Take down each entry exactly as written.

Provided information:
---------------
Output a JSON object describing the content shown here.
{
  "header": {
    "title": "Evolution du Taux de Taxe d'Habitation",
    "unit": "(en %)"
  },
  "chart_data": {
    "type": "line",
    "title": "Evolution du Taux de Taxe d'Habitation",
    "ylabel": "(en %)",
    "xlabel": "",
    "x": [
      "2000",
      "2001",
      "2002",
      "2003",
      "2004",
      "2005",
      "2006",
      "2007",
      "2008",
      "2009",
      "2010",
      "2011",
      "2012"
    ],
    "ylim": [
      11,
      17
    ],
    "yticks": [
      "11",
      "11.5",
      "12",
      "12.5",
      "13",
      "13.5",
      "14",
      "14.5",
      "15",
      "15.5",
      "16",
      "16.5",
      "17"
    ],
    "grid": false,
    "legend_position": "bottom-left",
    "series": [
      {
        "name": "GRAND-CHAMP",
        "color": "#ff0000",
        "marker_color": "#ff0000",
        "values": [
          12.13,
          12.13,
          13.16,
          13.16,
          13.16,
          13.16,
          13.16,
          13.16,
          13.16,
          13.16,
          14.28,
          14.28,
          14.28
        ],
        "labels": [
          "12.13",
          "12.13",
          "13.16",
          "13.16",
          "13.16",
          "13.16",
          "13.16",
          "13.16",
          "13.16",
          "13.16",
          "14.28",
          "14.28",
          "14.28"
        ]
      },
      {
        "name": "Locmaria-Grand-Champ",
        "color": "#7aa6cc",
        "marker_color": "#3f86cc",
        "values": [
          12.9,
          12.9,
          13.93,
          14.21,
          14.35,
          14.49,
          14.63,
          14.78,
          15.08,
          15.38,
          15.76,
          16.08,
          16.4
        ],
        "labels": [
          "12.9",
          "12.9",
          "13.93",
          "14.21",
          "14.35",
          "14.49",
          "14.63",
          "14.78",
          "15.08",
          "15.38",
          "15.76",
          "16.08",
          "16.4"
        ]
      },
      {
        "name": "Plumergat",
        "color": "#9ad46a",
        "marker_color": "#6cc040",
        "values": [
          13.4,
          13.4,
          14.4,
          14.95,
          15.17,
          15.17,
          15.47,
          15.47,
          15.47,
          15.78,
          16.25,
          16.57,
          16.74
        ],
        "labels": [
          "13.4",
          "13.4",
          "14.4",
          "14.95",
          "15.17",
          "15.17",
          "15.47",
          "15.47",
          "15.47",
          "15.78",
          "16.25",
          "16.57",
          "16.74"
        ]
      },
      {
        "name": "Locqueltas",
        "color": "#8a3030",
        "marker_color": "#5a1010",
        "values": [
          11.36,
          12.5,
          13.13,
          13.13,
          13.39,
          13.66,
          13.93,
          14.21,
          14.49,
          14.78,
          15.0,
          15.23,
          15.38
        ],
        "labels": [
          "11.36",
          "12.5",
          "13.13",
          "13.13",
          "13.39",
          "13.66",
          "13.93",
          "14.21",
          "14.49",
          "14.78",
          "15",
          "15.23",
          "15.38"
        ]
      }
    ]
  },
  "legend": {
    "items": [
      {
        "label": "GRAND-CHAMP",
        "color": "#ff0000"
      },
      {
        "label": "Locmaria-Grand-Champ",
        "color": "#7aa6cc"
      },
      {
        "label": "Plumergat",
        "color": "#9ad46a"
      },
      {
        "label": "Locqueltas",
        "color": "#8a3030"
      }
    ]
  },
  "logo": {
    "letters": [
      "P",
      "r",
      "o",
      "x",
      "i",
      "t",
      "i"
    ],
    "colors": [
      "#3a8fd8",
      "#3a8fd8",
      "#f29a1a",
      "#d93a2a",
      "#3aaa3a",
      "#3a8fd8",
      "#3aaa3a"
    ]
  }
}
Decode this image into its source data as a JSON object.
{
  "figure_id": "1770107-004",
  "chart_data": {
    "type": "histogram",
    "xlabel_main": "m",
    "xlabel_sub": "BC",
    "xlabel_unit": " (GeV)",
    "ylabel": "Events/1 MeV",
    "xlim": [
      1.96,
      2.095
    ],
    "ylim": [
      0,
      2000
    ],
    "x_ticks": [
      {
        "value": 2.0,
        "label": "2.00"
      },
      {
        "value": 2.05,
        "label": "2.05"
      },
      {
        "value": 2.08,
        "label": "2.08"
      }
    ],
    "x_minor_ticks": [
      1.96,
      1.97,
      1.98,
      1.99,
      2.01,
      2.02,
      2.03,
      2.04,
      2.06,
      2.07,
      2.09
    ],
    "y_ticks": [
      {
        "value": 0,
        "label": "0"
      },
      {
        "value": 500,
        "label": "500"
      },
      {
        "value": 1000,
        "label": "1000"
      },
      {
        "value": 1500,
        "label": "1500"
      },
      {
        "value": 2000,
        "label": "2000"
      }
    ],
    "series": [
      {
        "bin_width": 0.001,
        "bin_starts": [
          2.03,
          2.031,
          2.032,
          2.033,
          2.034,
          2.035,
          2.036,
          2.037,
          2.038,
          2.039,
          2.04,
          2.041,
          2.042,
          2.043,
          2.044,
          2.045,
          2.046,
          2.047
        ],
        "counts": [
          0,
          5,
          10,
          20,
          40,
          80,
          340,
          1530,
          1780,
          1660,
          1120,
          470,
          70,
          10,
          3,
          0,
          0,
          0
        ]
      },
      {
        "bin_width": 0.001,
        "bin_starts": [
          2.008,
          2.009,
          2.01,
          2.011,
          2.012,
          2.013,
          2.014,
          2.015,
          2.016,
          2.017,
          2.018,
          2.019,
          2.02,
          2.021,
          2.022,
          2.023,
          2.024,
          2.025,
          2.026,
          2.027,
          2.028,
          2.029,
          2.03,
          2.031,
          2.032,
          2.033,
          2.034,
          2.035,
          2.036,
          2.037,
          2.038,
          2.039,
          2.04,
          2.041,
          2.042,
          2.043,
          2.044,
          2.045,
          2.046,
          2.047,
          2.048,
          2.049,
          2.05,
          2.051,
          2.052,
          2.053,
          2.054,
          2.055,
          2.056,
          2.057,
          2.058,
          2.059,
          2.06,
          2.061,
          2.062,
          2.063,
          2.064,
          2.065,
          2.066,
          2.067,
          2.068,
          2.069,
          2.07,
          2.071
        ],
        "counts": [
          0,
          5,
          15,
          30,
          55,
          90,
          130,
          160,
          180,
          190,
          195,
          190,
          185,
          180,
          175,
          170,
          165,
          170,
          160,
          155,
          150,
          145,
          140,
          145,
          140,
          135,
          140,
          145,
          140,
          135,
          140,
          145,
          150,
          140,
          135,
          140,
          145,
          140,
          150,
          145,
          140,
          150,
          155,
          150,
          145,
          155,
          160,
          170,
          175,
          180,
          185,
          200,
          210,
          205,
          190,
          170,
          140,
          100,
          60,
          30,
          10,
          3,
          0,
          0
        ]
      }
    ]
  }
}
---------------
Final result:
Output a JSON object describing the content shown here.
{
  "header": {
    "title": "Evolution du Taux de Taxe d'Habitation",
    "unit": "(en %)"
  },
  "chart_data": {
    "type": "line",
    "title": "Evolution du Taux de Taxe d'Habitation",
    "ylabel": "(en %)",
    "xlabel": "",
    "x": [
      "2000",
      "2001",
      "2002",
      "2003",
      "2004",
      "2005",
      "2006",
      "2007",
      "2008",
      "2009",
      "2010",
      "2011",
      "2012"
    ],
    "ylim": [
      11,
      17
    ],
    "yticks": [
      "11",
      "11.5",
      "12",
      "12.5",
      "13",
      "13.5",
      "14",
      "14.5",
      "15",
      "15.5",
      "16",
      "16.5",
      "17"
    ],
    "grid": false,
    "legend_position": "bottom-left",
    "series": [
      {
        "name": "GRAND-CHAMP",
        "color": "#ff0000",
        "marker_color": "#ff0000",
        "values": [
          12.13,
          12.13,
          13.16,
          13.16,
          13.16,
          13.16,
          13.16,
          13.16,
          13.16,
          13.16,
          14.28,
          14.28,
          14.28
        ],
        "labels": [
          "12.13",
          "12.13",
          "13.16",
          "13.16",
          "13.16",
          "13.16",
          "13.16",
          "13.16",
          "13.16",
          "13.16",
          "14.28",
          "14.28",
          "14.28"
        ]
      },
      {
        "name": "Locmaria-Grand-Champ",
        "color": "#7aa6cc",
        "marker_color": "#3f86cc",
        "values": [
          12.9,
          12.9,
          13.93,
          14.21,
          14.35,
          14.49,
          14.63,
          14.78,
          15.08,
          15.38,
          15.76,
          16.08,
          16.4
        ],
        "labels": [
          "12.9",
          "12.9",
          "13.93",
          "14.21",
          "14.35",
          "14.49",
          "14.63",
          "14.78",
          "15.08",
          "15.38",
          "15.76",
          "16.08",
          "16.4"
        ]
      },
      {
        "name": "Plumergat",
        "color": "#9ad46a",
        "marker_color": "#6cc040",
        "values": [
          13.4,
          13.4,
          14.4,
          14.95,
          15.17,
          15.17,
          15.47,
          15.47,
          15.47,
          15.78,
          16.25,
          16.57,
          16.74
        ],
        "labels": [
          "13.4",
          "13.4",
          "14.4",
          "14.95",
          "15.17",
          "15.17",
          "15.47",
          "15.47",
          "15.47",
          "15.78",
          "16.25",
          "16.57",
          "16.74"
        ]
      },
      {
        "name": "Locqueltas",
        "color": "#8a3030",
        "marker_color": "#5a1010",
        "values": [
          11.36,
          12.5,
          13.13,
          13.13,
          13.39,
          13.66,
          13.93,
          14.21,
          14.49,
          14.78,
          15.0,
          15.23,
          15.38
        ],
        "labels": [
          "11.36",
          "12.5",
          "13.13",
          "13.13",
          "13.39",
          "13.66",
          "13.93",
          "14.21",
          "14.49",
          "14.78",
          "15",
          "15.23",
          "15.38"
        ]
      }
    ]
  },
  "legend": {
    "items": [
      {
        "label": "GRAND-CHAMP",
        "color": "#ff0000"
      },
      {
        "label": "Locmaria-Grand-Champ",
        "color": "#7aa6cc"
      },
      {
        "label": "Plumergat",
        "color": "#9ad46a"
      },
      {
        "label": "Locqueltas",
        "color": "#8a3030"
      }
    ]
  },
  "logo": {
    "letters": [
      "P",
      "r",
      "o",
      "x",
      "i",
      "t",
      "i"
    ],
    "colors": [
      "#3a8fd8",
      "#3a8fd8",
      "#f29a1a",
      "#d93a2a",
      "#3aaa3a",
      "#3a8fd8",
      "#3aaa3a"
    ]
  }
}
Decode this image into its source data as a JSON object.
{
  "figure_id": "1770107-004",
  "chart_data": {
    "type": "histogram",
    "xlabel_main": "m",
    "xlabel_sub": "BC",
    "xlabel_unit": " (GeV)",
    "ylabel": "Events/1 MeV",
    "xlim": [
      1.96,
      2.095
    ],
    "ylim": [
      0,
      2000
    ],
    "x_ticks": [
      {
        "value": 2.0,
        "label": "2.00"
      },
      {
        "value": 2.05,
        "label": "2.05"
      },
      {
        "value": 2.08,
        "label": "2.08"
      }
    ],
    "x_minor_ticks": [
      1.96,
      1.97,
      1.98,
      1.99,
      2.01,
      2.02,
      2.03,
      2.04,
      2.06,
      2.07,
      2.09
    ],
    "y_ticks": [
      {
        "value": 0,
        "label": "0"
      },
      {
        "value": 500,
        "label": "500"
      },
      {
        "value": 1000,
        "label": "1000"
      },
      {
        "value": 1500,
        "label": "1500"
      },
      {
        "value": 2000,
        "label": "2000"
      }
    ],
    "series": [
      {
        "bin_width": 0.001,
        "bin_starts": [
          2.03,
          2.031,
          2.032,
          2.033,
          2.034,
          2.035,
          2.036,
          2.037,
          2.038,
          2.039,
          2.04,
          2.041,
          2.042,
          2.043,
          2.044,
          2.045,
          2.046,
          2.047
        ],
        "counts": [
          0,
          5,
          10,
          20,
          40,
          80,
          340,
          1530,
          1780,
          1660,
          1120,
          470,
          70,
          10,
          3,
          0,
          0,
          0
        ]
      },
      {
        "bin_width": 0.001,
        "bin_starts": [
          2.008,
          2.009,
          2.01,
          2.011,
          2.012,
          2.013,
          2.014,
          2.015,
          2.016,
          2.017,
          2.018,
          2.019,
          2.02,
          2.021,
          2.022,
          2.023,
          2.024,
          2.025,
          2.026,
          2.027,
          2.028,
          2.029,
          2.03,
          2.031,
          2.032,
          2.033,
          2.034,
          2.035,
          2.036,
          2.037,
          2.038,
          2.039,
          2.04,
          2.041,
          2.042,
          2.043,
          2.044,
          2.045,
          2.046,
          2.047,
          2.048,
          2.049,
          2.05,
          2.051,
          2.052,
          2.053,
          2.054,
          2.055,
          2.056,
          2.057,
          2.058,
          2.059,
          2.06,
          2.061,
          2.062,
          2.063,
          2.064,
          2.065,
          2.066,
          2.067,
          2.068,
          2.069,
          2.07,
          2.071
        ],
        "counts": [
          0,
          5,
          15,
          30,
          55,
          90,
          130,
          160,
          180,
          190,
          195,
          190,
          185,
          180,
          175,
          170,
          165,
          170,
          160,
          155,
          150,
          145,
          140,
          145,
          140,
          135,
          140,
          145,
          140,
          135,
          140,
          145,
          150,
          140,
          135,
          140,
          145,
          140,
          150,
          145,
          140,
          150,
          155,
          150,
          145,
          155,
          160,
          170,
          175,
          180,
          185,
          200,
          210,
          205,
          190,
          170,
          140,
          100,
          60,
          30,
          10,
          3,
          0,
          0
        ]
      }
    ]
  }
}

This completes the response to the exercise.